● **Problem to work on**: Skip every picture and transcribe the remaining material exactly.

-- start --

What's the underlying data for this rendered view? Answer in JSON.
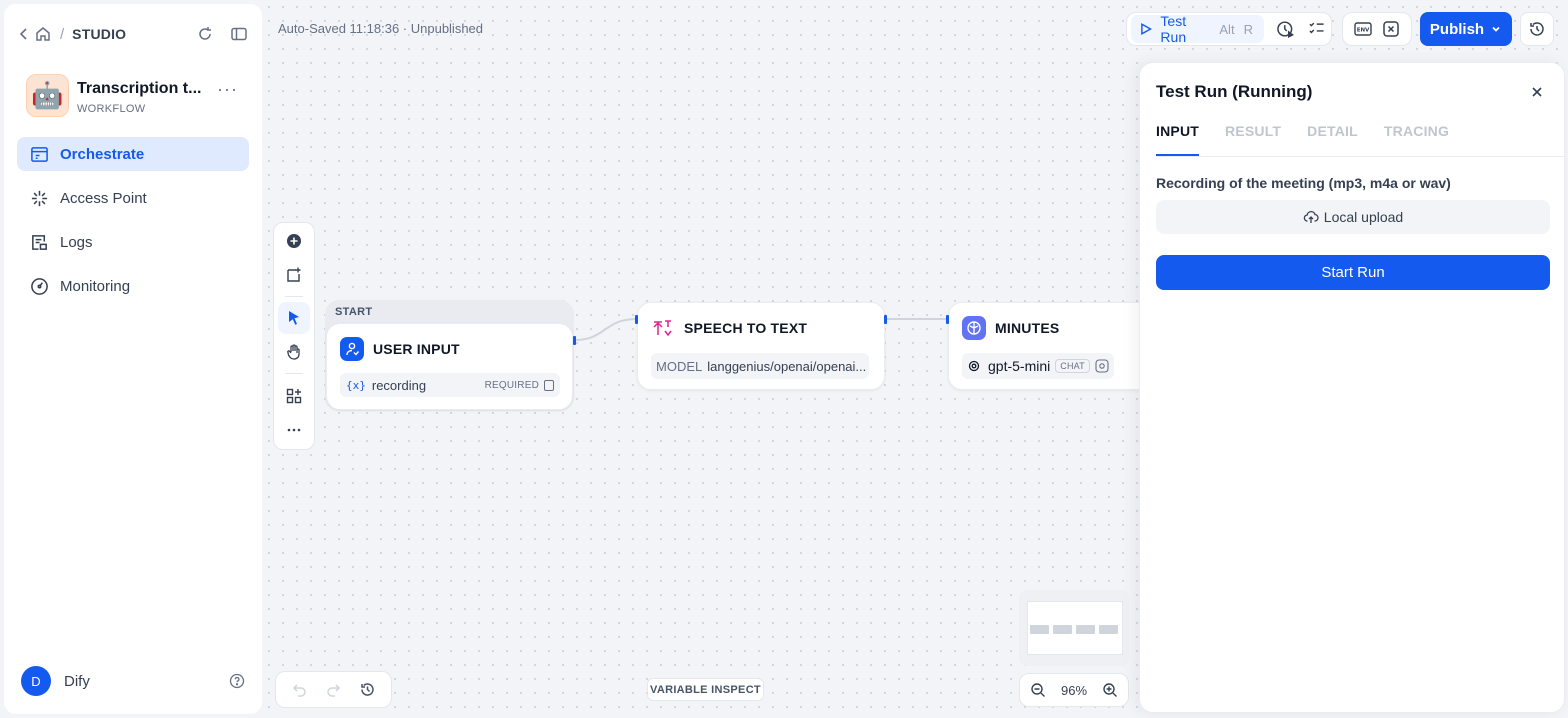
{
  "header": {
    "studio_label": "STUDIO",
    "autosave": "Auto-Saved 11:18:36 · Unpublished",
    "test_run_label": "Test Run",
    "shortcut_alt": "Alt",
    "shortcut_key": "R",
    "env_label": "ENV",
    "publish_label": "Publish"
  },
  "app": {
    "name": "Transcription t...",
    "type": "WORKFLOW",
    "icon": "robot-emoji"
  },
  "sidebar": {
    "items": [
      {
        "label": "Orchestrate",
        "icon": "orchestrate-icon",
        "active": true
      },
      {
        "label": "Access Point",
        "icon": "access-point-icon",
        "active": false
      },
      {
        "label": "Logs",
        "icon": "logs-icon",
        "active": false
      },
      {
        "label": "Monitoring",
        "icon": "monitoring-icon",
        "active": false
      }
    ],
    "user": {
      "initial": "D",
      "name": "Dify"
    }
  },
  "workflow": {
    "start_label": "START",
    "nodes": [
      {
        "title": "USER INPUT",
        "variable": "recording",
        "var_prefix": "{x}",
        "required": "REQUIRED"
      },
      {
        "title": "SPEECH TO TEXT",
        "model_key": "MODEL",
        "model_value": "langgenius/openai/openai..."
      },
      {
        "title": "MINUTES",
        "model_value": "gpt-5-mini",
        "chip": "CHAT"
      }
    ],
    "zoom": "96%",
    "variable_inspect": "VARIABLE INSPECT"
  },
  "test_run": {
    "title": "Test Run (Running)",
    "tabs": [
      "INPUT",
      "RESULT",
      "DETAIL",
      "TRACING"
    ],
    "active_tab": "INPUT",
    "field_label": "Recording of the meeting (mp3, m4a or wav)",
    "upload_label": "Local upload",
    "start_label": "Start Run"
  },
  "colors": {
    "accent": "#155aef",
    "active_bg": "#e0eaff",
    "stt_icon": "#dd2590",
    "llm_icon": "#6172f3"
  }
}
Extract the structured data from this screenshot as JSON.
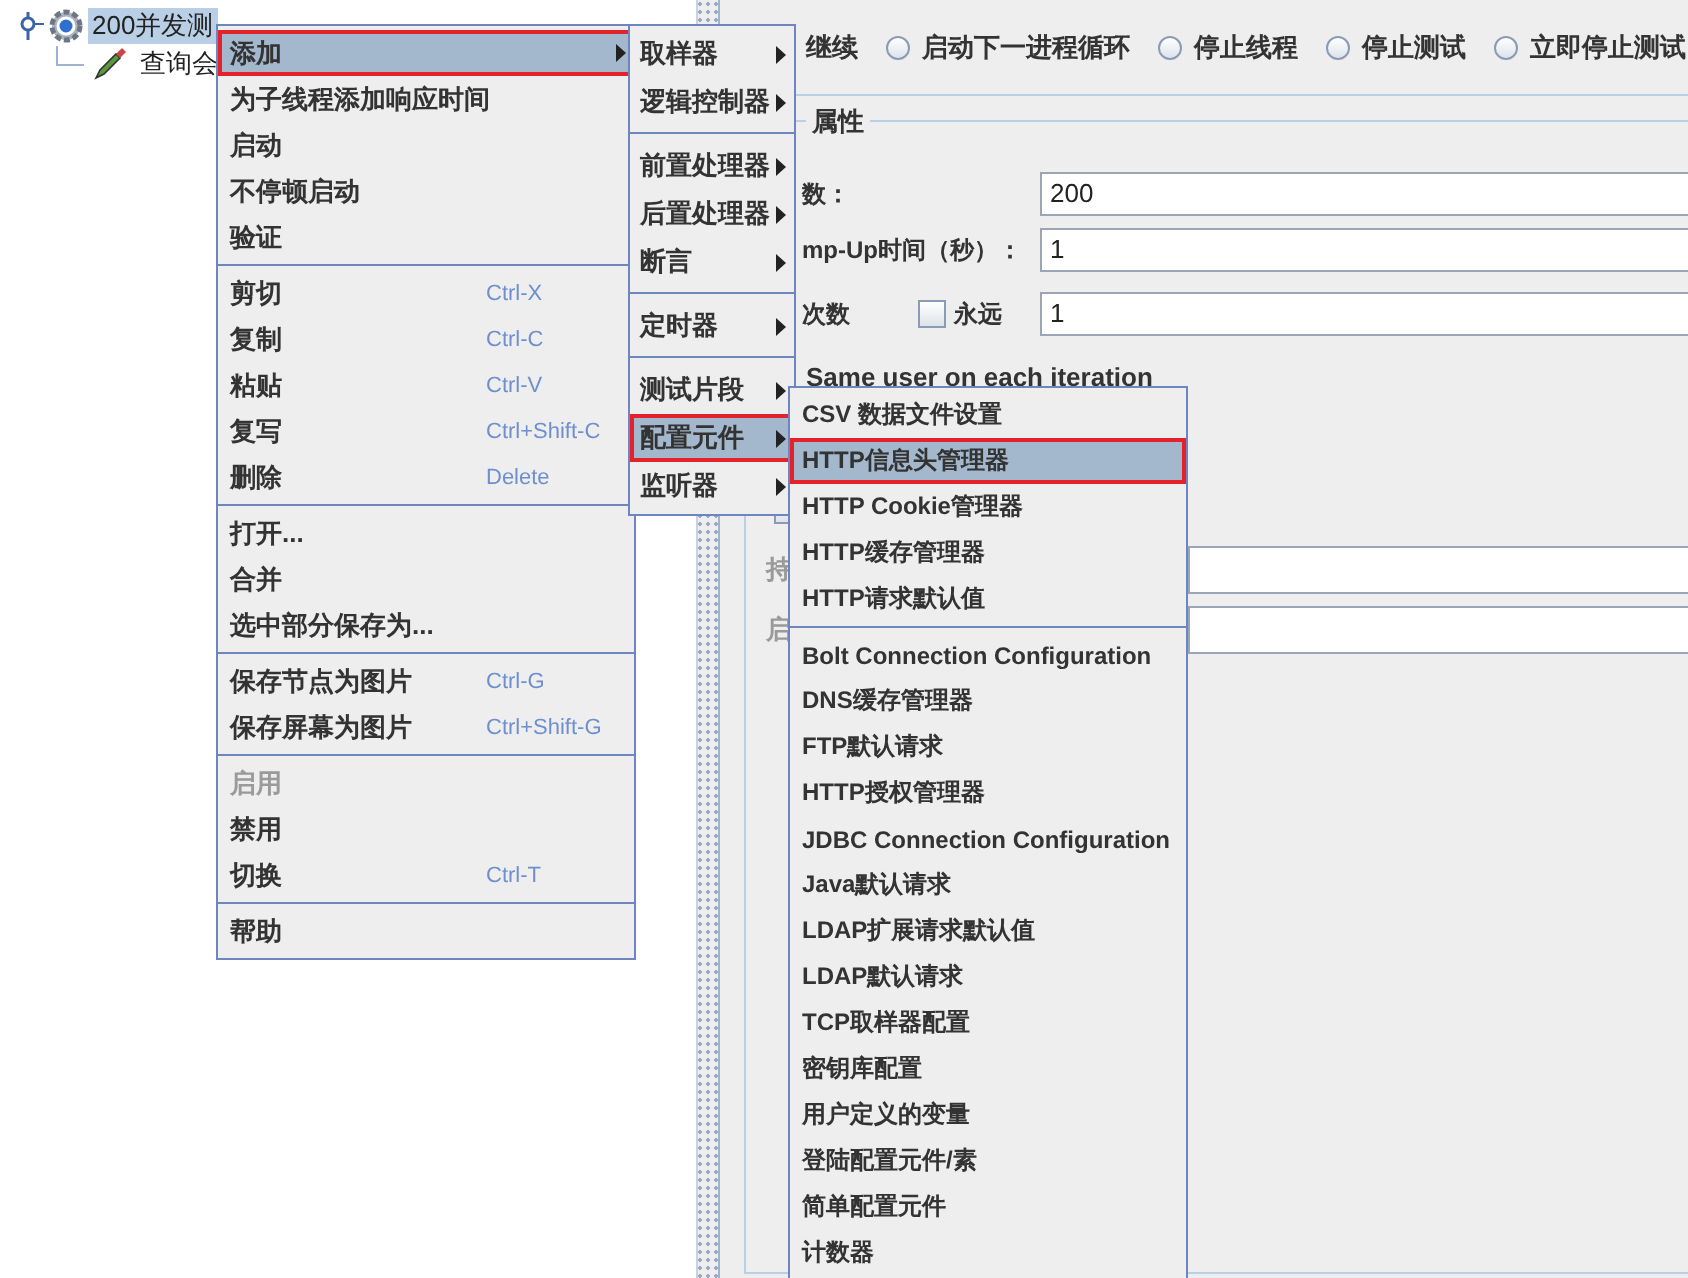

-- end --

● **Written solution**:
What's the underlying data for this rendered view? Answer in JSON.
{
  "header": {
    "studio_label": "STUDIO",
    "autosave": "Auto-Saved 11:18:36 · Unpublished",
    "test_run_label": "Test Run",
    "shortcut_alt": "Alt",
    "shortcut_key": "R",
    "env_label": "ENV",
    "publish_label": "Publish"
  },
  "app": {
    "name": "Transcription t...",
    "type": "WORKFLOW",
    "icon": "robot-emoji"
  },
  "sidebar": {
    "items": [
      {
        "label": "Orchestrate",
        "icon": "orchestrate-icon",
        "active": true
      },
      {
        "label": "Access Point",
        "icon": "access-point-icon",
        "active": false
      },
      {
        "label": "Logs",
        "icon": "logs-icon",
        "active": false
      },
      {
        "label": "Monitoring",
        "icon": "monitoring-icon",
        "active": false
      }
    ],
    "user": {
      "initial": "D",
      "name": "Dify"
    }
  },
  "workflow": {
    "start_label": "START",
    "nodes": [
      {
        "title": "USER INPUT",
        "variable": "recording",
        "var_prefix": "{x}",
        "required": "REQUIRED"
      },
      {
        "title": "SPEECH TO TEXT",
        "model_key": "MODEL",
        "model_value": "langgenius/openai/openai..."
      },
      {
        "title": "MINUTES",
        "model_value": "gpt-5-mini",
        "chip": "CHAT"
      }
    ],
    "zoom": "96%",
    "variable_inspect": "VARIABLE INSPECT"
  },
  "test_run": {
    "title": "Test Run (Running)",
    "tabs": [
      "INPUT",
      "RESULT",
      "DETAIL",
      "TRACING"
    ],
    "active_tab": "INPUT",
    "field_label": "Recording of the meeting (mp3, m4a or wav)",
    "upload_label": "Local upload",
    "start_label": "Start Run"
  },
  "colors": {
    "accent": "#155aef",
    "active_bg": "#e0eaff",
    "stt_icon": "#dd2590",
    "llm_icon": "#6172f3"
  }
}
Extract the structured data from this screenshot as JSON.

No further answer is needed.